Task objective:
Draw out every line with the word "например" from the listing below.

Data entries
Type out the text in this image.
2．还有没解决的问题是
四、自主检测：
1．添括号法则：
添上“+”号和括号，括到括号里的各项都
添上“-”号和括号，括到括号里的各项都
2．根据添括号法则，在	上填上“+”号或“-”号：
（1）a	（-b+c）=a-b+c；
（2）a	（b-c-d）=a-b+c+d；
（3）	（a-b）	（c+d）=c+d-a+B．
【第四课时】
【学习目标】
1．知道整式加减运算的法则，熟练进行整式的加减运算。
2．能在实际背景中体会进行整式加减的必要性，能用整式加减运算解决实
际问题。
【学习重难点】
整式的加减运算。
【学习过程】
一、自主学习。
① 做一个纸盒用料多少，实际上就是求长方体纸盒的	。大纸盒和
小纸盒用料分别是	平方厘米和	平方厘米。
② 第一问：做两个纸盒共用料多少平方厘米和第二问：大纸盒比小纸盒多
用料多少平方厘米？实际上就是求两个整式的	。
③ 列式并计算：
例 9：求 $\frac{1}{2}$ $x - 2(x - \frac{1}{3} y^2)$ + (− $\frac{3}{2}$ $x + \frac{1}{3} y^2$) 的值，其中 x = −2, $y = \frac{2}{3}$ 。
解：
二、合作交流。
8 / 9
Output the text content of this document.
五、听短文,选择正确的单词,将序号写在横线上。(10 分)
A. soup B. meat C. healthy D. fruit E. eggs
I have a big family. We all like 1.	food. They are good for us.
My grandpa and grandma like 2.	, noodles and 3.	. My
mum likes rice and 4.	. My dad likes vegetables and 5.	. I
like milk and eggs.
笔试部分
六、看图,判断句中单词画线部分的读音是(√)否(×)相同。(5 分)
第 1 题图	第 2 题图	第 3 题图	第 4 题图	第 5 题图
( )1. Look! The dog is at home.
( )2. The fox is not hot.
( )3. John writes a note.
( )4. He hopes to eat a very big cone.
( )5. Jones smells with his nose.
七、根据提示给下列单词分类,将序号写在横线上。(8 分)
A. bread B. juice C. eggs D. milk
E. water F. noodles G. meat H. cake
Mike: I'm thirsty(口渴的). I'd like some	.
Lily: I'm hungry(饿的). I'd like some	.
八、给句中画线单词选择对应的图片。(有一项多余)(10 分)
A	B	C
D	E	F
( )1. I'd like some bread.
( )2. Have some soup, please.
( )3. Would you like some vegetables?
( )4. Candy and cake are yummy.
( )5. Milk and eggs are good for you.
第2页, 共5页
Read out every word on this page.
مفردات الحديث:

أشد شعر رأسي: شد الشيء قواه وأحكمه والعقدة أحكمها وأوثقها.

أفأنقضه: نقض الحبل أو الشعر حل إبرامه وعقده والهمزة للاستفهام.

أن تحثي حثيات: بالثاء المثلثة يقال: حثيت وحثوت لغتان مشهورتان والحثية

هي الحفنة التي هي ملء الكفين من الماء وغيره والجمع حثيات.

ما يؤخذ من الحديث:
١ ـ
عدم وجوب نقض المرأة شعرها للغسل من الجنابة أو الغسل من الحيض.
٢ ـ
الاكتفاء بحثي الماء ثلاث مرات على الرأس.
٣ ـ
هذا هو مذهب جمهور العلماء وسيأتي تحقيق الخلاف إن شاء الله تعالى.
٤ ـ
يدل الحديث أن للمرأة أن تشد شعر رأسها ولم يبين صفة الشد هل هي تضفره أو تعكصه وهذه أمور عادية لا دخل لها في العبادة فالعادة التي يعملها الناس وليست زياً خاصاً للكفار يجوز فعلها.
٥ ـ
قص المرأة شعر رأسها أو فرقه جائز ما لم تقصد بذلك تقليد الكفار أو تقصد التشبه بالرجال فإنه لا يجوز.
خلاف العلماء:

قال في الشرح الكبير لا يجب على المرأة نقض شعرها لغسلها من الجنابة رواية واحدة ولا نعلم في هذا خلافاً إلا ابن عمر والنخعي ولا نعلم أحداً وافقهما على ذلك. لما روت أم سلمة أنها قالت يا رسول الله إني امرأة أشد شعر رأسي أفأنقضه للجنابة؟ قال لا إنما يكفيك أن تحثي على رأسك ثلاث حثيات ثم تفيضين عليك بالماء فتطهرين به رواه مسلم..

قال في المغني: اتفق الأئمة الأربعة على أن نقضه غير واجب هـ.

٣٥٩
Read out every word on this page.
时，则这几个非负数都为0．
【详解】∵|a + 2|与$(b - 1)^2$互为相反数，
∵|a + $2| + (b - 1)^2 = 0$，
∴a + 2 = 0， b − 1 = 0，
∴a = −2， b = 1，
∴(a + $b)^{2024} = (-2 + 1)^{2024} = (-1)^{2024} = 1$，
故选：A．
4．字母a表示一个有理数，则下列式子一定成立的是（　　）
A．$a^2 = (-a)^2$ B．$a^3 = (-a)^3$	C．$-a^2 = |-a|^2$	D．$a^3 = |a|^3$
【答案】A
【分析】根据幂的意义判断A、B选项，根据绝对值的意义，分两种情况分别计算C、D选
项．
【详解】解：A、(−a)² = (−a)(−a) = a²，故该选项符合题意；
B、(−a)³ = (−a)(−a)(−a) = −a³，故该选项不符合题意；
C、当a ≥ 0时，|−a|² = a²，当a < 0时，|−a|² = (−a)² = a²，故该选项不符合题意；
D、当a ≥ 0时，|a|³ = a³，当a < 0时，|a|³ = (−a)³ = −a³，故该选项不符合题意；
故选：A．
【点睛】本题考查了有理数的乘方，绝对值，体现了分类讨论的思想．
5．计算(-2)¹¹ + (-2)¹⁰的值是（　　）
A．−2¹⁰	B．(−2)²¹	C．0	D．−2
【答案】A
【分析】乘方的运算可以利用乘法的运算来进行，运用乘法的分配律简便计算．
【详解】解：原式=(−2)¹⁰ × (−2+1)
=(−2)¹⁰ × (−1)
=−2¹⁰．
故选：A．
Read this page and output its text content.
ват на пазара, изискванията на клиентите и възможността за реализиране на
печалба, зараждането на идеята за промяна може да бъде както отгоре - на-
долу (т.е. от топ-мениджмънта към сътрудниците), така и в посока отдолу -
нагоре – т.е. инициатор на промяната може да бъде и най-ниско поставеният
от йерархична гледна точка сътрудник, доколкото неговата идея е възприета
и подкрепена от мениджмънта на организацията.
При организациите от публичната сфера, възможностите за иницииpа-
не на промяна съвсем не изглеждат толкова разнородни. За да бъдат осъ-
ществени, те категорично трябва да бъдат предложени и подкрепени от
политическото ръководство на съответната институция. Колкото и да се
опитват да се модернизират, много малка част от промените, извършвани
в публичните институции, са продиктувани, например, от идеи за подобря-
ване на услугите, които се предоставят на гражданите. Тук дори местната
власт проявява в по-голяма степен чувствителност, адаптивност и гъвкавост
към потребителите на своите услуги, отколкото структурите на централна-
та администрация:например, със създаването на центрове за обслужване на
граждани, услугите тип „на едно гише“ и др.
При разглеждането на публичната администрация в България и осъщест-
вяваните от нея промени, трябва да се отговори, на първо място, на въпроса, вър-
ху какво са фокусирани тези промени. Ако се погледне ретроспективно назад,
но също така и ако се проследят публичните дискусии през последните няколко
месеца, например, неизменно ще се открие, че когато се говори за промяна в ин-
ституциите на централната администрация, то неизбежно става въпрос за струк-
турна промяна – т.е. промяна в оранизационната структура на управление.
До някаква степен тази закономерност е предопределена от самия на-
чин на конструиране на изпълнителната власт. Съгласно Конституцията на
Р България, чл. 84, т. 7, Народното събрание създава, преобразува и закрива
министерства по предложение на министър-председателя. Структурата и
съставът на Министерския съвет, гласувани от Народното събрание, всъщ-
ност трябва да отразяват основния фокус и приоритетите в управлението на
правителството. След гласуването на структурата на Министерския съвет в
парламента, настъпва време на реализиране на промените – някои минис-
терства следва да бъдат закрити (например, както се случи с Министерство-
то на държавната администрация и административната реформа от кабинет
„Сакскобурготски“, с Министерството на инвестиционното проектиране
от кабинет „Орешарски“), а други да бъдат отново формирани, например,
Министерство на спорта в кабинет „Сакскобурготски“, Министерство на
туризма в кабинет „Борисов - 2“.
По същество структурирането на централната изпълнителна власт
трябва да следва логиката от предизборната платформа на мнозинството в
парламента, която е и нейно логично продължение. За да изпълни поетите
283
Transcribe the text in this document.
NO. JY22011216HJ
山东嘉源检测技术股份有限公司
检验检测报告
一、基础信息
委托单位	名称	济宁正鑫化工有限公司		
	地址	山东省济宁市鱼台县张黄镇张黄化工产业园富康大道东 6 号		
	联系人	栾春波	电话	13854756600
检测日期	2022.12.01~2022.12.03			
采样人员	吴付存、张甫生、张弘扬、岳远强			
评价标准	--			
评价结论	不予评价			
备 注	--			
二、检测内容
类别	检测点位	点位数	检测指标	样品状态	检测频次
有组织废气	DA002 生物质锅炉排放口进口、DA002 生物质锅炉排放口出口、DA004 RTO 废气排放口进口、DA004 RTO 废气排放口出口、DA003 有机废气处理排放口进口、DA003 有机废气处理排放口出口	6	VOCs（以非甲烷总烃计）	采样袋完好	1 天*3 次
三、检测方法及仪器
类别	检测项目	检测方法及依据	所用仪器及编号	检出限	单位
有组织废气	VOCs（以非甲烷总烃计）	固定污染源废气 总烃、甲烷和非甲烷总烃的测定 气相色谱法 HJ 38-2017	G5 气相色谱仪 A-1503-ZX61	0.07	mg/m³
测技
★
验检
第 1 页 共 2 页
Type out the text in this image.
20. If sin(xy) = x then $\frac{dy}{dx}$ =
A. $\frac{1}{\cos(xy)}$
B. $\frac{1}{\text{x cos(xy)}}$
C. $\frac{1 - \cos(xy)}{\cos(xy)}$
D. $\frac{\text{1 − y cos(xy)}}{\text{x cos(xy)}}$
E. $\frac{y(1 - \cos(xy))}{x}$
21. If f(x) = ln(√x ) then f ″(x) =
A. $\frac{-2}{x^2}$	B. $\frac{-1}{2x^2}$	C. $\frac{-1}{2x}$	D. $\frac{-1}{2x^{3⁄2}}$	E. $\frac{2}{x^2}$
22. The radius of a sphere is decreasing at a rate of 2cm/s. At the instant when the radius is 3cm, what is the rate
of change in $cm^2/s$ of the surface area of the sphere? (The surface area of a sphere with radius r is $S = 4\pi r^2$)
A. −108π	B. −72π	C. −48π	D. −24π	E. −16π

Written response:
в публичните институции, са продиктувани, например, от идеи за подобря-
та администрация:например, със създаването на центрове за обслужване на
месеца, например, неизменно ще се открие, че когато се говори за промяна в ин-
терства следва да бъдат закрити (например, както се случи с Министерство-
от кабинет „Орешарски“), а други да бъдат отново формирани, например,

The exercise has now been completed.